* WHAT THE EXERCISE ASKS *
Extract, from the records beneath this instruction, each line that contains the word "манеж".

* RECORDS FOR THE TASK *
--- --- ---

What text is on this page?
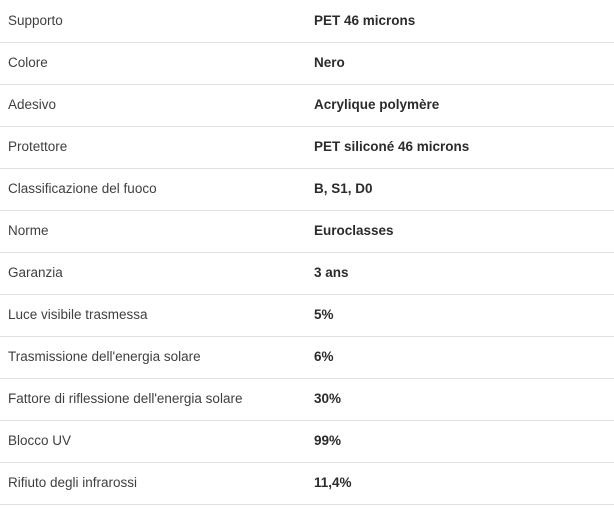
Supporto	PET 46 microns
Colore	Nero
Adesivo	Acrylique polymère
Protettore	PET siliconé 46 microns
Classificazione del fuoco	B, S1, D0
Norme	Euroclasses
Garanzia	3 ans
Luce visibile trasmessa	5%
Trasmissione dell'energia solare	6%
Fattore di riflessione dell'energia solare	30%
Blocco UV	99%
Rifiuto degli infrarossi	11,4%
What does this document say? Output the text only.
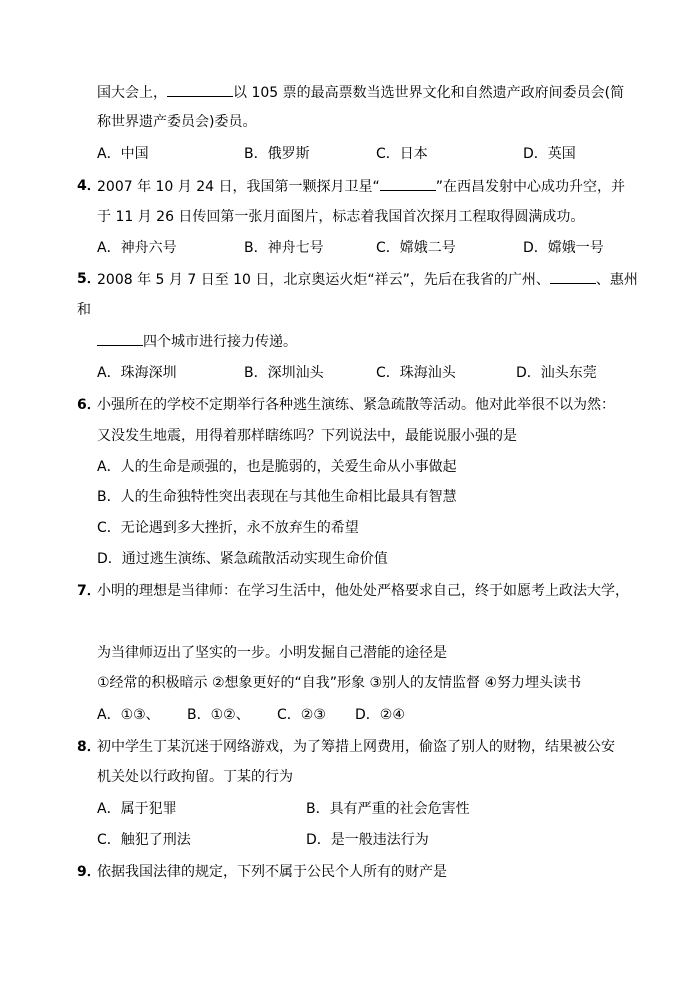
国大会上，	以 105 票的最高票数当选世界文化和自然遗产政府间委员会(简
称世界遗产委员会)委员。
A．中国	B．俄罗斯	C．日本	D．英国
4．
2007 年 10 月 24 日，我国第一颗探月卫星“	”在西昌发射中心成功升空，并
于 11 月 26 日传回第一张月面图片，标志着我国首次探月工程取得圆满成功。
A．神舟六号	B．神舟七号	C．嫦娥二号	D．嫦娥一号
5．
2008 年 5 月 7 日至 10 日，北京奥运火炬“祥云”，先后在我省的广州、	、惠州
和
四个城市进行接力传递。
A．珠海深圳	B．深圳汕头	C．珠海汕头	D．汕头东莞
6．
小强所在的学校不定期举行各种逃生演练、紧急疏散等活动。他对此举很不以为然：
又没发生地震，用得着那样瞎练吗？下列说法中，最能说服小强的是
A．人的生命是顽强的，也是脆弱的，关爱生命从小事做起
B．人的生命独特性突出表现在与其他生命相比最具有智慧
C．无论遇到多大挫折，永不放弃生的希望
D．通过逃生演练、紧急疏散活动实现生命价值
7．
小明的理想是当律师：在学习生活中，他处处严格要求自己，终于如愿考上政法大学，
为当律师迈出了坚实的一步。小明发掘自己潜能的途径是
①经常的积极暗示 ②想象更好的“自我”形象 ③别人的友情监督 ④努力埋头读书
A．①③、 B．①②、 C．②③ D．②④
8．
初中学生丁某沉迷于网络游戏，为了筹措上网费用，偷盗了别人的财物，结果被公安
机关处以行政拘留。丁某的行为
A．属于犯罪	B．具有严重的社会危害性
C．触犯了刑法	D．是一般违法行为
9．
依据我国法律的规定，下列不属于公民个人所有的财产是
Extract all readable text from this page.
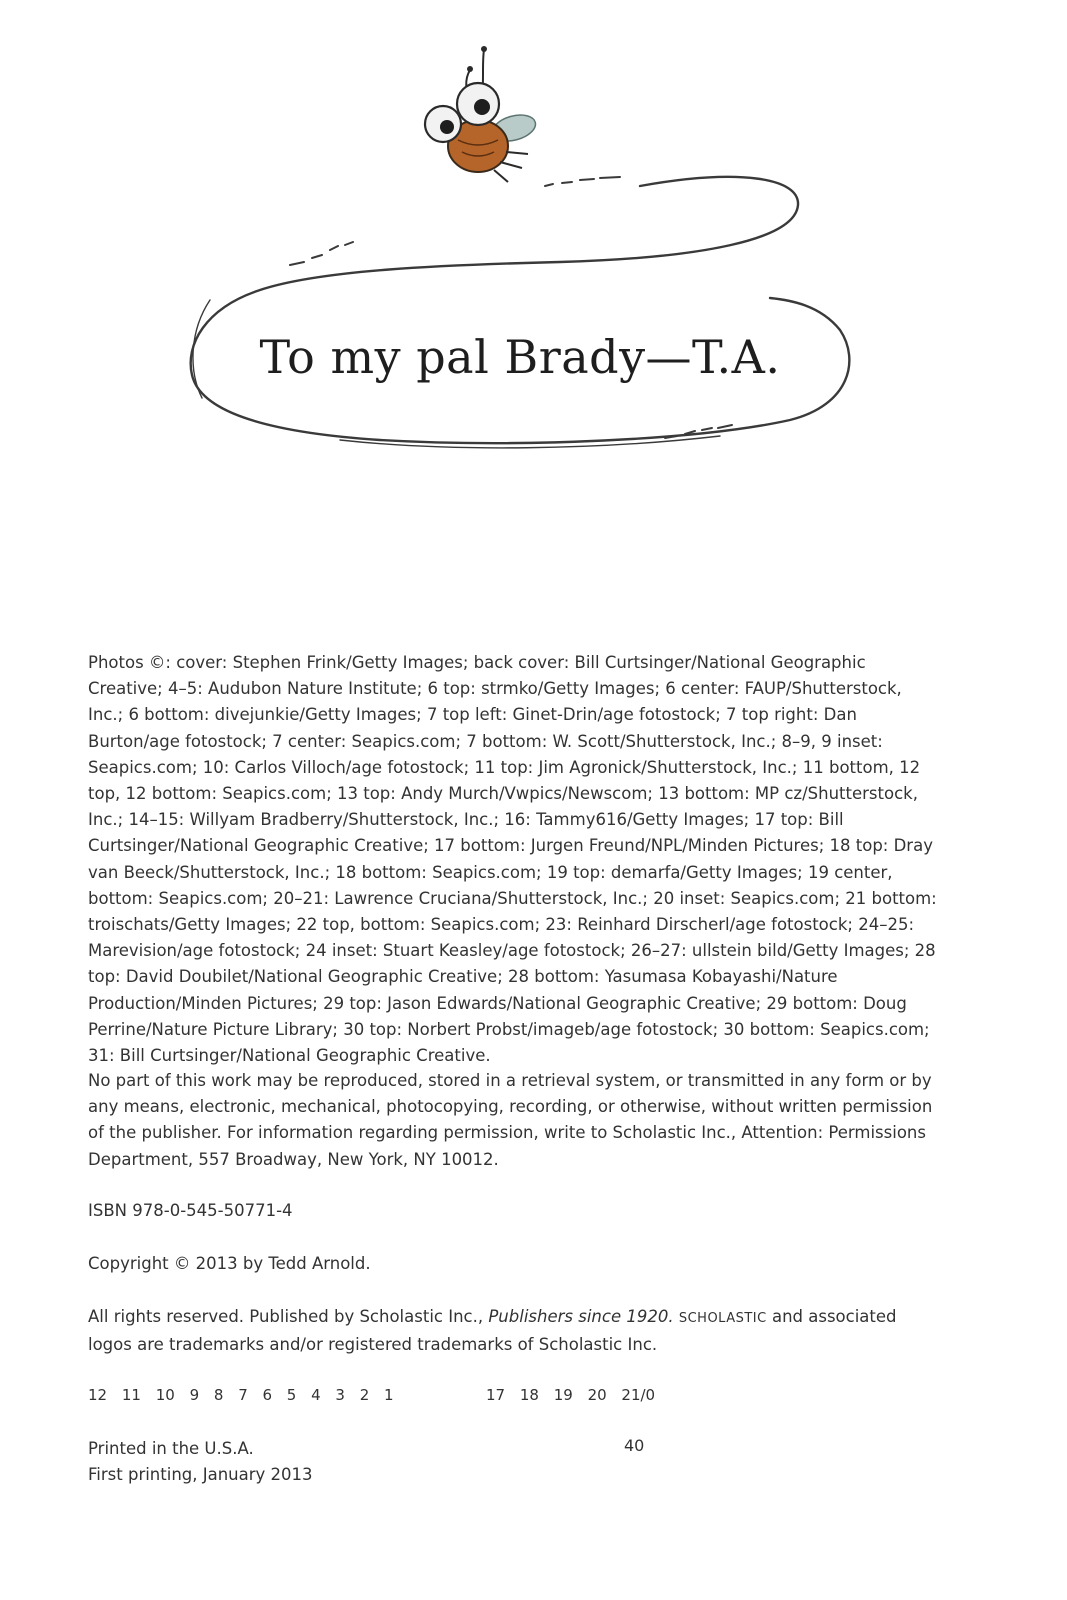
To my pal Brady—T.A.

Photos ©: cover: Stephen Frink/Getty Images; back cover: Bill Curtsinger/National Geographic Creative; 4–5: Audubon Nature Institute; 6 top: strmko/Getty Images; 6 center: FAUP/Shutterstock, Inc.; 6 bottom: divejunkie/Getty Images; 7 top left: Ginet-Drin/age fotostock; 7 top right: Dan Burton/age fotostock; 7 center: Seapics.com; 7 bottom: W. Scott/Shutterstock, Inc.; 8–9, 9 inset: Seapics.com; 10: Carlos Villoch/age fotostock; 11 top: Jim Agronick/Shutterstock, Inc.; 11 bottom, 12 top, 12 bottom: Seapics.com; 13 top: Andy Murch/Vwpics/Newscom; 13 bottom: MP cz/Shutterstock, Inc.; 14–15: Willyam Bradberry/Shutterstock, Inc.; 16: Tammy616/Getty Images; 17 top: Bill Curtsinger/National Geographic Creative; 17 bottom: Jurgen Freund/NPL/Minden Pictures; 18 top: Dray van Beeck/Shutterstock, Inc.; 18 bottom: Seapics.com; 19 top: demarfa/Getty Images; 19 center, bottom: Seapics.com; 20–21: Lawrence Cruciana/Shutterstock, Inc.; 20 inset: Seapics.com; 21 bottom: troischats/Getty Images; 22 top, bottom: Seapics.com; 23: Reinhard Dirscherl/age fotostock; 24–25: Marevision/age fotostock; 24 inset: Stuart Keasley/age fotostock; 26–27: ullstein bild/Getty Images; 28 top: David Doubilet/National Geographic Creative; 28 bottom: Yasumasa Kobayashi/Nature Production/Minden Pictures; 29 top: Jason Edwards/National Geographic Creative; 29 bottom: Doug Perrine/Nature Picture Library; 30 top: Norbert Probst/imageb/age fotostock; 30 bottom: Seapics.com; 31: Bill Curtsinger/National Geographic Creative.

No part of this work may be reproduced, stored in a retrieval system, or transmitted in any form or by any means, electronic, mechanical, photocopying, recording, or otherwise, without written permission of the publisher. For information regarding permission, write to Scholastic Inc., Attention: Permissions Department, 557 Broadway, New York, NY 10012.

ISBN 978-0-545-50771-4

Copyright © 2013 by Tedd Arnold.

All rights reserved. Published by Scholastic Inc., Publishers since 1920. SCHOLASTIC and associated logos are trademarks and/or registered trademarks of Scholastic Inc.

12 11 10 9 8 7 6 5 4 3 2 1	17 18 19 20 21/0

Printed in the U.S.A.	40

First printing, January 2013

--- --- ---

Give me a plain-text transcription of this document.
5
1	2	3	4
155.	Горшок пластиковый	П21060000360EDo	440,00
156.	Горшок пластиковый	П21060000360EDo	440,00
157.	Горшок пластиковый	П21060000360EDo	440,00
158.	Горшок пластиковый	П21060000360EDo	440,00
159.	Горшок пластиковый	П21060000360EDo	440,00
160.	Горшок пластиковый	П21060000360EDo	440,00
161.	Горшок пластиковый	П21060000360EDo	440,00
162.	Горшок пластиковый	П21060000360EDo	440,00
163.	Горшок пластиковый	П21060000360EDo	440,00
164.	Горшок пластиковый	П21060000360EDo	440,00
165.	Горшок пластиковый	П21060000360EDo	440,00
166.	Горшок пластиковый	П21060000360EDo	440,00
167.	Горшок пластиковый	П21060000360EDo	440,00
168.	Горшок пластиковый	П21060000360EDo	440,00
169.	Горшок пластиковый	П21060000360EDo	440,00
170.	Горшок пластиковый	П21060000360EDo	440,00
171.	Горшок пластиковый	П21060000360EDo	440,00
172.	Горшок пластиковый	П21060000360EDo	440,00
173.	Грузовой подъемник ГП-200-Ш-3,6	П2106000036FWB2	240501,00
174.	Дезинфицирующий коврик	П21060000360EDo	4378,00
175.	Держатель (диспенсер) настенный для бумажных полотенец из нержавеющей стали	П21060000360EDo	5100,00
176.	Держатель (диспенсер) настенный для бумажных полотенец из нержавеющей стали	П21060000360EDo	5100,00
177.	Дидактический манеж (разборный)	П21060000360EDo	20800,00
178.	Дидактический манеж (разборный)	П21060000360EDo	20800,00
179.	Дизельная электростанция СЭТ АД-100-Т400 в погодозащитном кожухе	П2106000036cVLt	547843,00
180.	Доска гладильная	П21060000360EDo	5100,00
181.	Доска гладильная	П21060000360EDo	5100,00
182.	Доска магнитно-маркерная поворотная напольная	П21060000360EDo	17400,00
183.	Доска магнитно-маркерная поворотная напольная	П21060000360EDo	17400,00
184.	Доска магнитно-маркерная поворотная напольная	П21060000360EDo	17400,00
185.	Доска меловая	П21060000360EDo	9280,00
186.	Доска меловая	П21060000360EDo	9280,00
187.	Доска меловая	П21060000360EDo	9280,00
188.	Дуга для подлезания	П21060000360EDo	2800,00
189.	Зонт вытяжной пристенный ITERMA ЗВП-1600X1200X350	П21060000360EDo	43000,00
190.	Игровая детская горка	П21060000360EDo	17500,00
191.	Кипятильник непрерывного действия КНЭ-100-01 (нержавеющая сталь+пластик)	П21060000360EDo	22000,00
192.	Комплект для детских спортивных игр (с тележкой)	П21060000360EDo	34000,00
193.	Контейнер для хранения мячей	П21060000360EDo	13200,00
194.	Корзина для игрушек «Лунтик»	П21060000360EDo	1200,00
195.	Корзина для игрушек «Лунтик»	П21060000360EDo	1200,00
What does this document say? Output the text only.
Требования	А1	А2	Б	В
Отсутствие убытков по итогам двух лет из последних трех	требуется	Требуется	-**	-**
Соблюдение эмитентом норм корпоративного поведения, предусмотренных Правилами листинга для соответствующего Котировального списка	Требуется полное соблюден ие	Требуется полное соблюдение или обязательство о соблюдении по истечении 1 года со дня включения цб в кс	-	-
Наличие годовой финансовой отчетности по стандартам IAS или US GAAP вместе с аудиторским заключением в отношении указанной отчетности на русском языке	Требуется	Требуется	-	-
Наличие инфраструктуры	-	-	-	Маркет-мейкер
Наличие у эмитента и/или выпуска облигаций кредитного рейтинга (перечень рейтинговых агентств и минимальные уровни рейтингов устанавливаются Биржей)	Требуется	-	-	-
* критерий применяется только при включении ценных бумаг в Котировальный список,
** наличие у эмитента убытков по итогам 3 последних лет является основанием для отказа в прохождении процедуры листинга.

--- --- ---

* SOLUTION BELOW *
177.	Дидактический манеж (разборный)	П21060000360EDo	20800,00
178.	Дидактический манеж (разборный)	П21060000360EDo	20800,00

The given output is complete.